-- start --
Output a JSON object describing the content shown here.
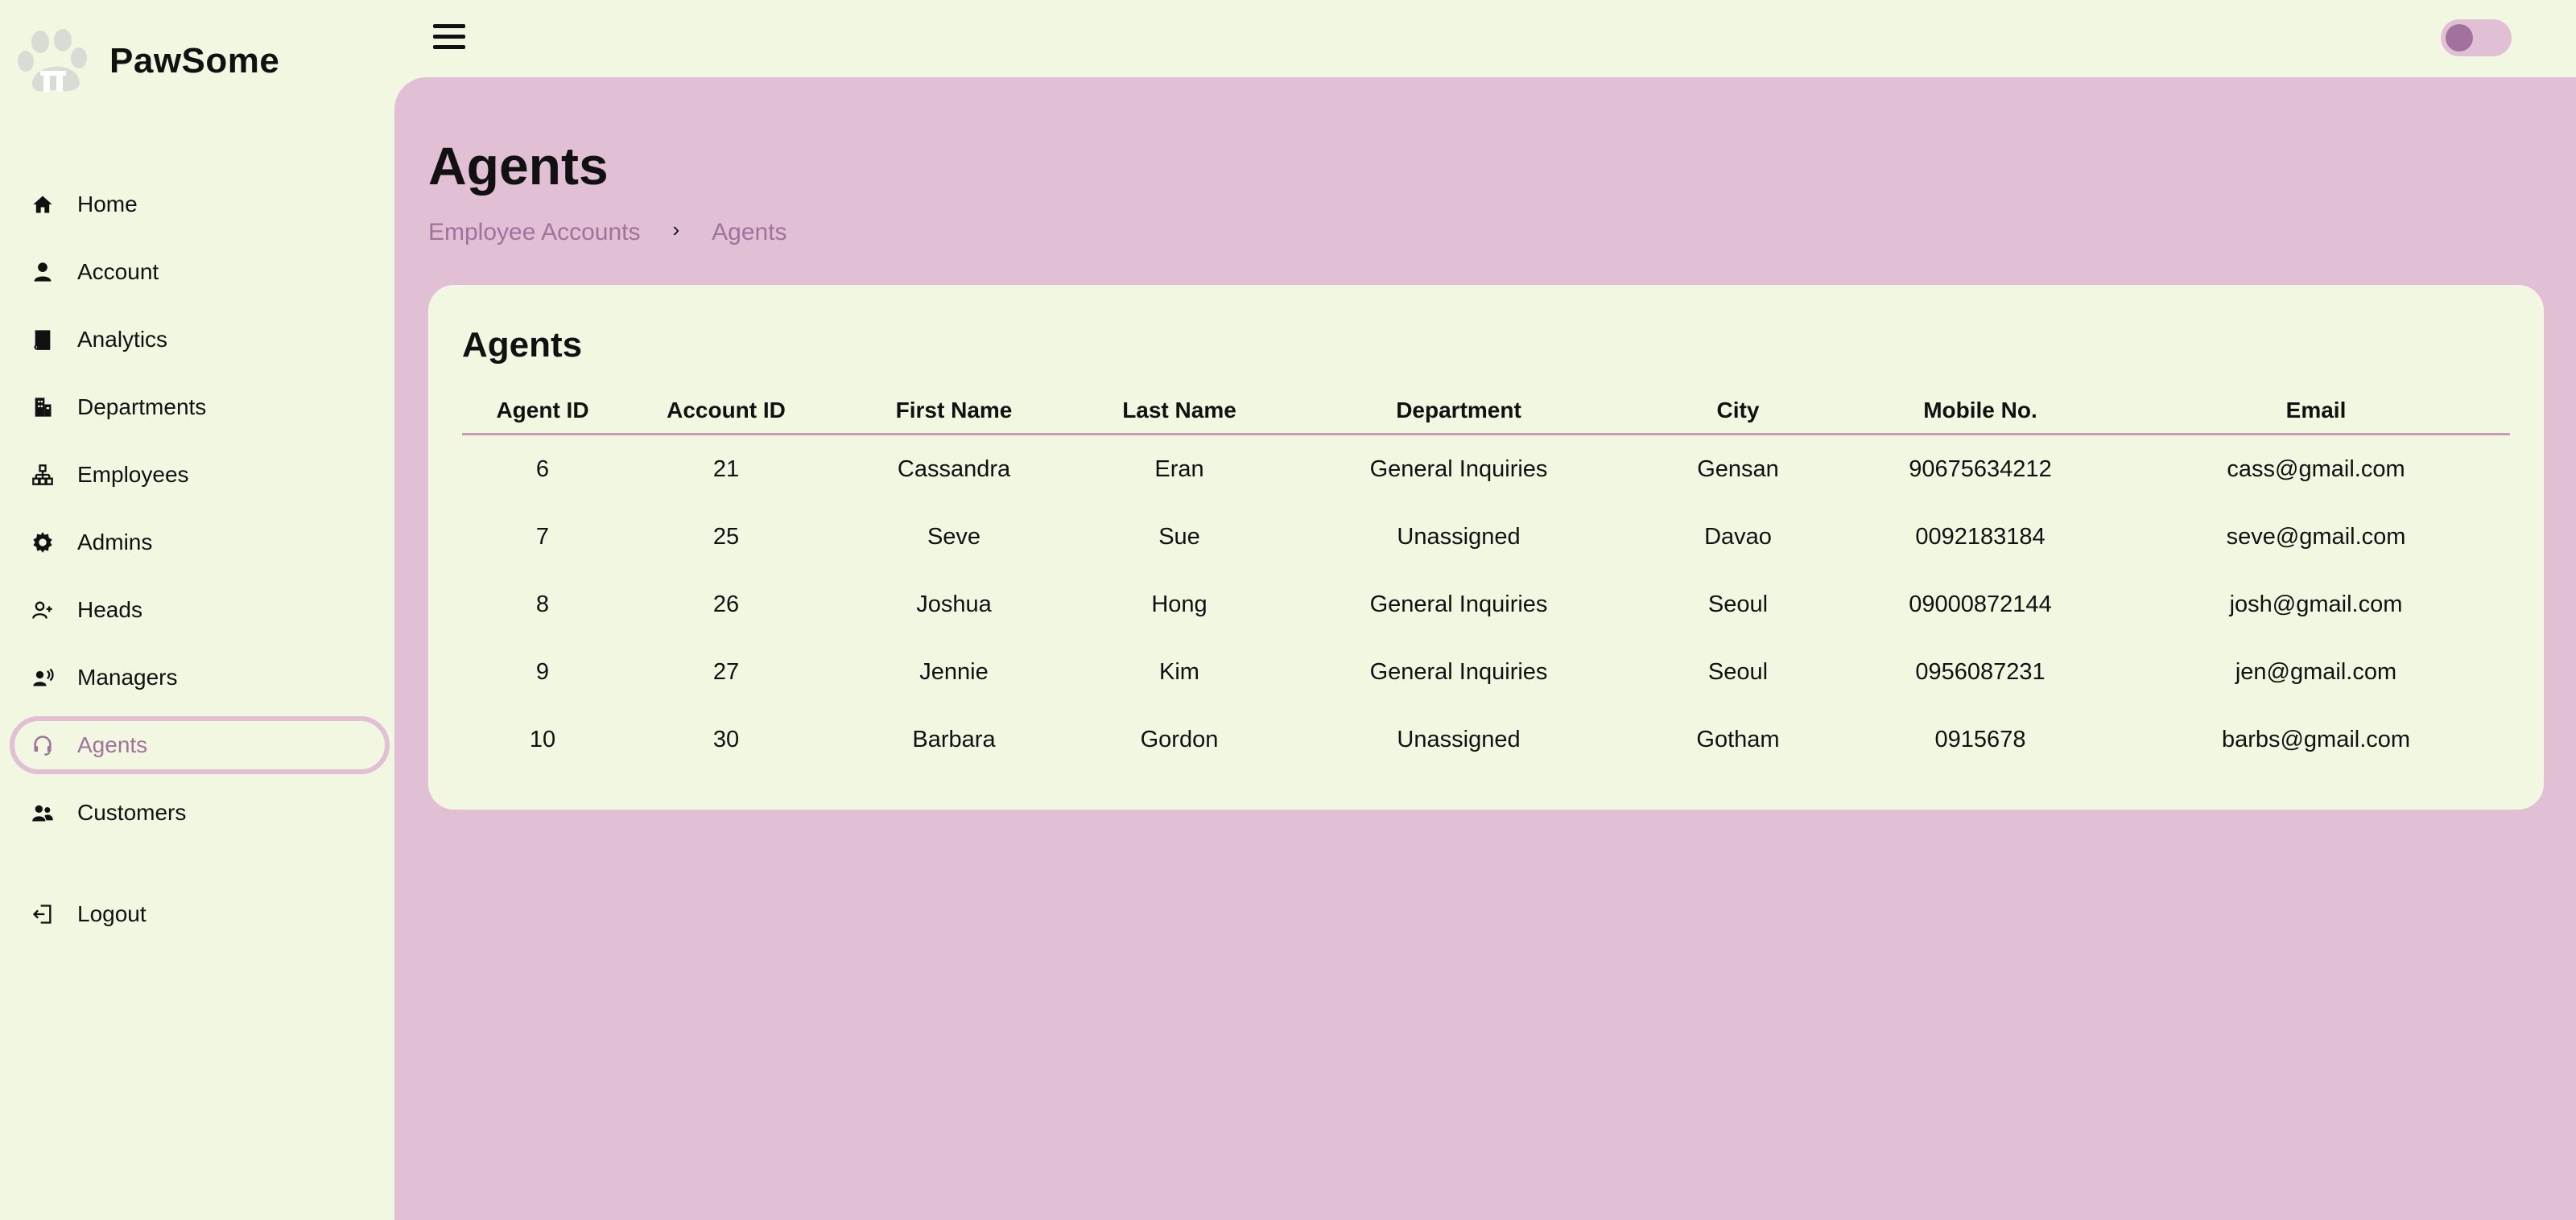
{
  "app": {
    "name": "PawSome"
  },
  "sidebar": {
    "items": [
      {
        "label": "Home",
        "icon": "home-icon"
      },
      {
        "label": "Account",
        "icon": "person-icon"
      },
      {
        "label": "Analytics",
        "icon": "book-icon"
      },
      {
        "label": "Departments",
        "icon": "building-icon"
      },
      {
        "label": "Employees",
        "icon": "org-chart-icon"
      },
      {
        "label": "Admins",
        "icon": "gear-icon"
      },
      {
        "label": "Heads",
        "icon": "person-add-icon"
      },
      {
        "label": "Managers",
        "icon": "person-voice-icon"
      },
      {
        "label": "Agents",
        "icon": "headset-icon",
        "active": true
      },
      {
        "label": "Customers",
        "icon": "people-icon"
      }
    ],
    "logout": {
      "label": "Logout",
      "icon": "logout-icon"
    }
  },
  "colors": {
    "background": "#f2f7e2",
    "main_panel": "#e1bfd4",
    "accent": "#a0729c",
    "divider": "#c99bbb"
  },
  "page": {
    "title": "Agents",
    "breadcrumb": [
      "Employee Accounts",
      "Agents"
    ]
  },
  "card": {
    "title": "Agents",
    "columns": [
      "Agent ID",
      "Account ID",
      "First Name",
      "Last Name",
      "Department",
      "City",
      "Mobile No.",
      "Email"
    ],
    "rows": [
      [
        "6",
        "21",
        "Cassandra",
        "Eran",
        "General Inquiries",
        "Gensan",
        "90675634212",
        "cass@gmail.com"
      ],
      [
        "7",
        "25",
        "Seve",
        "Sue",
        "Unassigned",
        "Davao",
        "0092183184",
        "seve@gmail.com"
      ],
      [
        "8",
        "26",
        "Joshua",
        "Hong",
        "General Inquiries",
        "Seoul",
        "09000872144",
        "josh@gmail.com"
      ],
      [
        "9",
        "27",
        "Jennie",
        "Kim",
        "General Inquiries",
        "Seoul",
        "0956087231",
        "jen@gmail.com"
      ],
      [
        "10",
        "30",
        "Barbara",
        "Gordon",
        "Unassigned",
        "Gotham",
        "0915678",
        "barbs@gmail.com"
      ]
    ]
  }
}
-- end --
Short exercise:
Only lines that contain the word "label" are wanted; copy each of them.

Output:
        "label": "Home",
        "label": "Account",
        "label": "Analytics",
        "label": "Departments",
        "label": "Employees",
        "label": "Admins",
        "label": "Heads",
        "label": "Managers",
        "label": "Agents",
        "label": "Customers",
      "label": "Logout",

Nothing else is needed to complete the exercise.